— Begin Material shown —
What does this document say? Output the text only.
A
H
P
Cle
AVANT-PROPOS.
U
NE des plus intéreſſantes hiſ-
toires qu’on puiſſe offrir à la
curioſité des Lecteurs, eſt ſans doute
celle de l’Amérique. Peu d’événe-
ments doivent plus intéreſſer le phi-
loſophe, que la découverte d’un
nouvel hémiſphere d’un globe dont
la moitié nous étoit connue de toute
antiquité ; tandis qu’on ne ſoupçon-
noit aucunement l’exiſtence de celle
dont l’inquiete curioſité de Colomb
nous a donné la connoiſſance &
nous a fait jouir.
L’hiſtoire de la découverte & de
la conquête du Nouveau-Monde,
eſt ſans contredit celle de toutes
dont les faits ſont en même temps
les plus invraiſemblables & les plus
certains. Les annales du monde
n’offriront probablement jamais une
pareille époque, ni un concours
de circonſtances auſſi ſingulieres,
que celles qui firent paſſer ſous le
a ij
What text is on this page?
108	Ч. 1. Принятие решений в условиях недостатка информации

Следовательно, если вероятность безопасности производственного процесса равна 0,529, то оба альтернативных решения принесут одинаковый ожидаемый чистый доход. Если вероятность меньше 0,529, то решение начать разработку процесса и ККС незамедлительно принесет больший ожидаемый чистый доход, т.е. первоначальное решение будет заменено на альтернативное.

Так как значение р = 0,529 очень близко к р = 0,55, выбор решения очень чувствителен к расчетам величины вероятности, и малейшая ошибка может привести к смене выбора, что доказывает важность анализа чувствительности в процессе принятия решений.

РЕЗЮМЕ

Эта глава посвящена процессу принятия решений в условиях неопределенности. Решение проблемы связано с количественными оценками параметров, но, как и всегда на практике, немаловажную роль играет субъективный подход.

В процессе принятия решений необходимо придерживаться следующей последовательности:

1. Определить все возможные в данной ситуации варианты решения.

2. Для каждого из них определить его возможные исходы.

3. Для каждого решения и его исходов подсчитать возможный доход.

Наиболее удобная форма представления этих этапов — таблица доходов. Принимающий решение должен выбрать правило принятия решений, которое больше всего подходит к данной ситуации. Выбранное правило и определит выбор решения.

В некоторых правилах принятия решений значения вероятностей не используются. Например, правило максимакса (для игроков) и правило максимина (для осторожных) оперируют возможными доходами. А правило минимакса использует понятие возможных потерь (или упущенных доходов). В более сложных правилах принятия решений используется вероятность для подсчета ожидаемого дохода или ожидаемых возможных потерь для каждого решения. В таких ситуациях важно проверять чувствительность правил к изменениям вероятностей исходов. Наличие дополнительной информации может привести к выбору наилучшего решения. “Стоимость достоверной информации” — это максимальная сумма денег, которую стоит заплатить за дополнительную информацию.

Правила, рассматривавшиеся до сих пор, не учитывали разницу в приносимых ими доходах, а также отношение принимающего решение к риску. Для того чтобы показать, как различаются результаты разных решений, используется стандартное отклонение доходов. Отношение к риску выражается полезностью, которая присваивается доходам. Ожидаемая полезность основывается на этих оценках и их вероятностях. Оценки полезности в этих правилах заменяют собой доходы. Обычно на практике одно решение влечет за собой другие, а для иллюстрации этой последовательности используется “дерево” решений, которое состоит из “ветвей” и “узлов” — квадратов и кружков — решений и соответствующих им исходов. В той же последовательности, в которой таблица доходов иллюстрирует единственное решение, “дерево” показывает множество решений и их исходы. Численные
— End Material shown —
Short exercise
Print the material verbatim, all of it.

Reply
What does this document say? Output the text only.
A
H
P
Cle
AVANT-PROPOS.
U
NE des plus intéreſſantes hiſ-
toires qu’on puiſſe offrir à la
curioſité des Lecteurs, eſt ſans doute
celle de l’Amérique. Peu d’événe-
ments doivent plus intéreſſer le phi-
loſophe, que la découverte d’un
nouvel hémiſphere d’un globe dont
la moitié nous étoit connue de toute
antiquité ; tandis qu’on ne ſoupçon-
noit aucunement l’exiſtence de celle
dont l’inquiete curioſité de Colomb
nous a donné la connoiſſance &
nous a fait jouir.
L’hiſtoire de la découverte & de
la conquête du Nouveau-Monde,
eſt ſans contredit celle de toutes
dont les faits ſont en même temps
les plus invraiſemblables & les plus
certains. Les annales du monde
n’offriront probablement jamais une
pareille époque, ni un concours
de circonſtances auſſi ſingulieres,
que celles qui firent paſſer ſous le
a ij
What text is on this page?
108	Ч. 1. Принятие решений в условиях недостатка информации

Следовательно, если вероятность безопасности производственного процесса равна 0,529, то оба альтернативных решения принесут одинаковый ожидаемый чистый доход. Если вероятность меньше 0,529, то решение начать разработку процесса и ККС незамедлительно принесет больший ожидаемый чистый доход, т.е. первоначальное решение будет заменено на альтернативное.

Так как значение р = 0,529 очень близко к р = 0,55, выбор решения очень чувствителен к расчетам величины вероятности, и малейшая ошибка может привести к смене выбора, что доказывает важность анализа чувствительности в процессе принятия решений.

РЕЗЮМЕ

Эта глава посвящена процессу принятия решений в условиях неопределенности. Решение проблемы связано с количественными оценками параметров, но, как и всегда на практике, немаловажную роль играет субъективный подход.

В процессе принятия решений необходимо придерживаться следующей последовательности:

1. Определить все возможные в данной ситуации варианты решения.

2. Для каждого из них определить его возможные исходы.

3. Для каждого решения и его исходов подсчитать возможный доход.

Наиболее удобная форма представления этих этапов — таблица доходов. Принимающий решение должен выбрать правило принятия решений, которое больше всего подходит к данной ситуации. Выбранное правило и определит выбор решения.

В некоторых правилах принятия решений значения вероятностей не используются. Например, правило максимакса (для игроков) и правило максимина (для осторожных) оперируют возможными доходами. А правило минимакса использует понятие возможных потерь (или упущенных доходов). В более сложных правилах принятия решений используется вероятность для подсчета ожидаемого дохода или ожидаемых возможных потерь для каждого решения. В таких ситуациях важно проверять чувствительность правил к изменениям вероятностей исходов. Наличие дополнительной информации может привести к выбору наилучшего решения. “Стоимость достоверной информации” — это максимальная сумма денег, которую стоит заплатить за дополнительную информацию.

Правила, рассматривавшиеся до сих пор, не учитывали разницу в приносимых ими доходах, а также отношение принимающего решение к риску. Для того чтобы показать, как различаются результаты разных решений, используется стандартное отклонение доходов. Отношение к риску выражается полезностью, которая присваивается доходам. Ожидаемая полезность основывается на этих оценках и их вероятностях. Оценки полезности в этих правилах заменяют собой доходы. Обычно на практике одно решение влечет за собой другие, а для иллюстрации этой последовательности используется “дерево” решений, которое состоит из “ветвей” и “узлов” — квадратов и кружков — решений и соответствующих им исходов. В той же последовательности, в которой таблица доходов иллюстрирует единственное решение, “дерево” показывает множество решений и их исходы. Численные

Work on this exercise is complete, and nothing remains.